DATASET EXTRACT:

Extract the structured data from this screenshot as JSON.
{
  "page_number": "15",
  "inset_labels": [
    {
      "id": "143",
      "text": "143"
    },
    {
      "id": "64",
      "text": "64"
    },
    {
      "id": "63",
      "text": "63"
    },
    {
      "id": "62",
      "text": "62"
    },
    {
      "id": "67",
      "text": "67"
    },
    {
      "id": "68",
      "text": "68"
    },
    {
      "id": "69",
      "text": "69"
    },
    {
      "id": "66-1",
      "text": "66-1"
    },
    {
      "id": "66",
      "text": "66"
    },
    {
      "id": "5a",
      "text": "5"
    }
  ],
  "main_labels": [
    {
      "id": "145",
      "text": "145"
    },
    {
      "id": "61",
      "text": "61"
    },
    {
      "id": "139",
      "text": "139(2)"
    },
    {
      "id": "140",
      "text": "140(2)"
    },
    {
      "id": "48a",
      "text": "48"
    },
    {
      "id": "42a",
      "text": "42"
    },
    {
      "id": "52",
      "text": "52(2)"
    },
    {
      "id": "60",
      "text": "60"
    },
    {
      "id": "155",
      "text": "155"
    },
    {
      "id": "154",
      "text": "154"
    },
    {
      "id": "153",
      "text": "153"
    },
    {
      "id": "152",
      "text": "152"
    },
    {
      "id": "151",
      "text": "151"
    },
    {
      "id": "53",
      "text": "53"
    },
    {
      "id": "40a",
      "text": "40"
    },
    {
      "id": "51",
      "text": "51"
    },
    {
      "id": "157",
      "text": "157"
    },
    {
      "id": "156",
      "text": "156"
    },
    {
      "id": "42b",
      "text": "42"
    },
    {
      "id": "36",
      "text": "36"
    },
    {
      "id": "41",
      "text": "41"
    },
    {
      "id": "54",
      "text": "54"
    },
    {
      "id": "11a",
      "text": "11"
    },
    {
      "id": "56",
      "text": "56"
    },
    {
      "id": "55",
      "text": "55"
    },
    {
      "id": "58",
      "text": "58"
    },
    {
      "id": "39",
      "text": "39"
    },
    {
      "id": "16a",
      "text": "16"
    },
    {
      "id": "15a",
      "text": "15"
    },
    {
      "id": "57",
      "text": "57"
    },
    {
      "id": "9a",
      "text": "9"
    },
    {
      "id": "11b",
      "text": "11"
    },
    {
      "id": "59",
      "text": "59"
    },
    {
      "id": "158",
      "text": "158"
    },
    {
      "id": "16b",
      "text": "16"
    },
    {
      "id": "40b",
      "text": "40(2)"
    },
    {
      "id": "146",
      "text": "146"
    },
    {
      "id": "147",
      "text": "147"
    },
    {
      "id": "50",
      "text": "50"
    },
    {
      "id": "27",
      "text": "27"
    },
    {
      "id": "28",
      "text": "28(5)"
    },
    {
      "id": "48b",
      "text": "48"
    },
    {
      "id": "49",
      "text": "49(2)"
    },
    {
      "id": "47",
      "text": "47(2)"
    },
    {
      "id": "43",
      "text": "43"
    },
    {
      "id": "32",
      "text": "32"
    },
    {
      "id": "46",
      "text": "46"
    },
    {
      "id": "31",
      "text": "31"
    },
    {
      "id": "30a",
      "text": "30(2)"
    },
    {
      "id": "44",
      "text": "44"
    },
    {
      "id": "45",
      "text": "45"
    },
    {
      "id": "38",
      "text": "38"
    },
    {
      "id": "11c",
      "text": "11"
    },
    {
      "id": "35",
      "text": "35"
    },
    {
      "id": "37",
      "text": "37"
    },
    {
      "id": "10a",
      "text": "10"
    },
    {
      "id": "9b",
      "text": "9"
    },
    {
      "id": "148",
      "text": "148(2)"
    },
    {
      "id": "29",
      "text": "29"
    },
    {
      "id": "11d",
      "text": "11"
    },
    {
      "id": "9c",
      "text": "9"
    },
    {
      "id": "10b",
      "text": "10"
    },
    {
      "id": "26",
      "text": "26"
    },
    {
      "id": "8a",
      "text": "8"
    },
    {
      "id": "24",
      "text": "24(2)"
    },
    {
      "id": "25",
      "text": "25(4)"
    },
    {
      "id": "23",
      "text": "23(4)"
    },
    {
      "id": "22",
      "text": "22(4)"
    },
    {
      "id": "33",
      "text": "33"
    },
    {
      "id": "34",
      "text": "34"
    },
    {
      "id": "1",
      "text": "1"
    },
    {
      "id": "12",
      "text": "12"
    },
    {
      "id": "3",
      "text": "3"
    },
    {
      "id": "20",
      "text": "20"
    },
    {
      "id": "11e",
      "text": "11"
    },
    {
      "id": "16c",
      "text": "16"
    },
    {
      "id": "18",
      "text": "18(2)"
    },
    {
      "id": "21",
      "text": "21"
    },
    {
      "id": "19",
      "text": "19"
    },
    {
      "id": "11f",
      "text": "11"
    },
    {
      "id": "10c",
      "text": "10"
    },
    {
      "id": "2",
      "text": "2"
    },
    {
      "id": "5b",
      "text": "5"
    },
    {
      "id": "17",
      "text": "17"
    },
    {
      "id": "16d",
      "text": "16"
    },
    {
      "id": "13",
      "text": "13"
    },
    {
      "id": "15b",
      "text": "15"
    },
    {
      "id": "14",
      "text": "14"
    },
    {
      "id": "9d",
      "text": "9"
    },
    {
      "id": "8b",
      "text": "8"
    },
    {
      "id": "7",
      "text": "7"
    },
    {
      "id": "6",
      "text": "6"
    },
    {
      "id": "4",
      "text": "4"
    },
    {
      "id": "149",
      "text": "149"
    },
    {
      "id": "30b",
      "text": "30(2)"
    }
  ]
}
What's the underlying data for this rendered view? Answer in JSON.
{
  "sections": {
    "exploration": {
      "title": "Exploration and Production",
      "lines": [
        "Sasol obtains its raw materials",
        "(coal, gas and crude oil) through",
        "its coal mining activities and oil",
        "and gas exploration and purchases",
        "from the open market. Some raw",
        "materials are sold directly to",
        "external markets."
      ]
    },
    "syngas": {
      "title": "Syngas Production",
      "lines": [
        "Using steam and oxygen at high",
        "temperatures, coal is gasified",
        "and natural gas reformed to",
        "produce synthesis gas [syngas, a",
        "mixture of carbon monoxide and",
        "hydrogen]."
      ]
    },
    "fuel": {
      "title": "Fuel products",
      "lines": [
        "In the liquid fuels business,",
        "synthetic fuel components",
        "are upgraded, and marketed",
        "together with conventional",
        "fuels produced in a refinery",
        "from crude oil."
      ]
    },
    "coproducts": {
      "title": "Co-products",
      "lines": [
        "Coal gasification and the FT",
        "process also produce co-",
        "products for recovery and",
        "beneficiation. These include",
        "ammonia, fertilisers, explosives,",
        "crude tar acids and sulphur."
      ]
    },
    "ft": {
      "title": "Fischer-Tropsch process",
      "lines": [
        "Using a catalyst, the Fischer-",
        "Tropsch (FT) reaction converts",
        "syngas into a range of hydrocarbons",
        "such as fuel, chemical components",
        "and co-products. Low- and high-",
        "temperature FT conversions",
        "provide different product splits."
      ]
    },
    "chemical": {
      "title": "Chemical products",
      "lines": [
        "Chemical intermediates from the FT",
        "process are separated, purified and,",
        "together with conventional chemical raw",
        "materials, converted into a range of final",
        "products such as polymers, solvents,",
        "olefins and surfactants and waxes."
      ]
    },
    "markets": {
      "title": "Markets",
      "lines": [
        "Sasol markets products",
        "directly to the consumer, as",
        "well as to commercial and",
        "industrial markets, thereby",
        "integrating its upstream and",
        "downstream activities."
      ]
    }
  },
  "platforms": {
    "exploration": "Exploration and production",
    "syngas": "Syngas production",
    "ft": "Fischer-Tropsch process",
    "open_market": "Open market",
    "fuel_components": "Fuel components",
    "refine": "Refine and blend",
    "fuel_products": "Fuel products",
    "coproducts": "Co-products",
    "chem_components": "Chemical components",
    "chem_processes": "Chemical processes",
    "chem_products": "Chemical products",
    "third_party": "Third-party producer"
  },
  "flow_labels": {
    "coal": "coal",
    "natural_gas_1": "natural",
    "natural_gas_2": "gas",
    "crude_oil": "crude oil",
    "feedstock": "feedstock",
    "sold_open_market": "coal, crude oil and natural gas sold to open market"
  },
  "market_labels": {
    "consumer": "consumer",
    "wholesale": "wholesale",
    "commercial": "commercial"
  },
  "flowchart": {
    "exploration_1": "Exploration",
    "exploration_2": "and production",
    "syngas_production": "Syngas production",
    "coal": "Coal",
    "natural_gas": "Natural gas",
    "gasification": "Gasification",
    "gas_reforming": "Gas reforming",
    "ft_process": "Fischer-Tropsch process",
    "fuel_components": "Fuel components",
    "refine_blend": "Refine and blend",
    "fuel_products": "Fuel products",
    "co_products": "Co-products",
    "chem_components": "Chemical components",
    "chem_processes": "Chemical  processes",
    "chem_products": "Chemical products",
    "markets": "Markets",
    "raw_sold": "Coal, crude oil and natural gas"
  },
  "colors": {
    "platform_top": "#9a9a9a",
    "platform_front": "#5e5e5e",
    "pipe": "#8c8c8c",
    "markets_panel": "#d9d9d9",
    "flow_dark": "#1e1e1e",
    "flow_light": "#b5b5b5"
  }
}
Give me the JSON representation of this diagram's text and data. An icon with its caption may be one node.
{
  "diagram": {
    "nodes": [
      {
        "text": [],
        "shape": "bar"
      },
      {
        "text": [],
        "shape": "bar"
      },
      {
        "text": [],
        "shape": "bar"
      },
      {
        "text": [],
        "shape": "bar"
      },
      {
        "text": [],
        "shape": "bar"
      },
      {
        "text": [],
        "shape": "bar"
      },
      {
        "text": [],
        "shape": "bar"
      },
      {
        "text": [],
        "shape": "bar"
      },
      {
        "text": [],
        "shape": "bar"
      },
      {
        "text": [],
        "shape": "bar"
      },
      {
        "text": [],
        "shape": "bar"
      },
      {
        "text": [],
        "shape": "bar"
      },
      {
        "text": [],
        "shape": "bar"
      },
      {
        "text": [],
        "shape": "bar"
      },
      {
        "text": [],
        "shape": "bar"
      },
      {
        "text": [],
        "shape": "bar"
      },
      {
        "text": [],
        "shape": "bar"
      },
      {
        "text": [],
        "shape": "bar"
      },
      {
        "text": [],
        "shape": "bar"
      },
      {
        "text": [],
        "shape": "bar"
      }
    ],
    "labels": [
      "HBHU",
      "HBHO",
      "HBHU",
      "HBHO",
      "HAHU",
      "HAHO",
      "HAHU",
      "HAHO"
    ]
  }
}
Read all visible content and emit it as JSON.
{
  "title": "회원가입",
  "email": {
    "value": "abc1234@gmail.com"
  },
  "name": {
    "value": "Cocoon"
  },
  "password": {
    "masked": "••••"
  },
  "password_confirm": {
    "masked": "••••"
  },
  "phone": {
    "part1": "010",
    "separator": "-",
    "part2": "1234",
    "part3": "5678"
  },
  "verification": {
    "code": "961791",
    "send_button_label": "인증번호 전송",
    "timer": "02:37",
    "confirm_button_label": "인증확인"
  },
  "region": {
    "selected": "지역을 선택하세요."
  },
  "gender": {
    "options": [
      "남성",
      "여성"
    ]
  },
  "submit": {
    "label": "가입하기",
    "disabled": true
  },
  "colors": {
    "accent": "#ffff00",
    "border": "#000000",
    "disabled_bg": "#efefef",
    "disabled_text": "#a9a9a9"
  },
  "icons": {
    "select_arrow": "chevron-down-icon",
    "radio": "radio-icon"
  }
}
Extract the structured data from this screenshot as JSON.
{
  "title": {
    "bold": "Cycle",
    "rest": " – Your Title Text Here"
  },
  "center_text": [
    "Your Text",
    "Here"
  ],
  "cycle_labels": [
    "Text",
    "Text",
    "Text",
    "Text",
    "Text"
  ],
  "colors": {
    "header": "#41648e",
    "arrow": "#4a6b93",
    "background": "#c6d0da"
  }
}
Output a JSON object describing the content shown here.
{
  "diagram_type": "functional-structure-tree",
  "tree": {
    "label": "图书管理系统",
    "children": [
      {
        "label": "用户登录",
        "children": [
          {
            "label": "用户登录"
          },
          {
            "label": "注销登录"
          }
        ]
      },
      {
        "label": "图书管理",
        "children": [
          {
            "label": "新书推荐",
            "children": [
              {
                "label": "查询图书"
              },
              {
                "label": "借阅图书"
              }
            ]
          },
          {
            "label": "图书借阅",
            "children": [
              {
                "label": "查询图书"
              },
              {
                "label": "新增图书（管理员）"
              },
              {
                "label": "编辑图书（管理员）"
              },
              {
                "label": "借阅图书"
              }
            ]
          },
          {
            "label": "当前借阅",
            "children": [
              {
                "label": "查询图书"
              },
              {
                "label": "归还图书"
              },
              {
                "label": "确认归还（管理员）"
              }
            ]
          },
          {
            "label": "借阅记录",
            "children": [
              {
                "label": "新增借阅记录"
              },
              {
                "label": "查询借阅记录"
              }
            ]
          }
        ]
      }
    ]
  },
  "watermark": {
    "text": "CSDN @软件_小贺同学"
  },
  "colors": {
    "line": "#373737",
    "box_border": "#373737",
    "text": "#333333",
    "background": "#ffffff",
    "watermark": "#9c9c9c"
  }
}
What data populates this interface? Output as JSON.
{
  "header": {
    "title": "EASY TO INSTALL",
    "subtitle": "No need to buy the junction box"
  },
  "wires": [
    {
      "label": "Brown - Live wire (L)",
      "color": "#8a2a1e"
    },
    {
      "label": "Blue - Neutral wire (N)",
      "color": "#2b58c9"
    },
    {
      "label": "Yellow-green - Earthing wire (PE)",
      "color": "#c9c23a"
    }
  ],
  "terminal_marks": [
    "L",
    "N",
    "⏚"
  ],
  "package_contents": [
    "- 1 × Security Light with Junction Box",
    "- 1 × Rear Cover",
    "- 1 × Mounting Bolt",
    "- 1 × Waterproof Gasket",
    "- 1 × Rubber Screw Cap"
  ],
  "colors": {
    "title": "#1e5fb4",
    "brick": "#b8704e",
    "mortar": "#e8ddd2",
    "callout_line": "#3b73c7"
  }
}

THE PROBLEM:
Transcribe exactly, and only, the lines from the one bearing "What data populates" through the last line of the entries, counting both.

THE ANSWER:
What data populates this interface? Output as JSON.
{
  "header": {
    "title": "EASY TO INSTALL",
    "subtitle": "No need to buy the junction box"
  },
  "wires": [
    {
      "label": "Brown - Live wire (L)",
      "color": "#8a2a1e"
    },
    {
      "label": "Blue - Neutral wire (N)",
      "color": "#2b58c9"
    },
    {
      "label": "Yellow-green - Earthing wire (PE)",
      "color": "#c9c23a"
    }
  ],
  "terminal_marks": [
    "L",
    "N",
    "⏚"
  ],
  "package_contents": [
    "- 1 × Security Light with Junction Box",
    "- 1 × Rear Cover",
    "- 1 × Mounting Bolt",
    "- 1 × Waterproof Gasket",
    "- 1 × Rubber Screw Cap"
  ],
  "colors": {
    "title": "#1e5fb4",
    "brick": "#b8704e",
    "mortar": "#e8ddd2",
    "callout_line": "#3b73c7"
  }
}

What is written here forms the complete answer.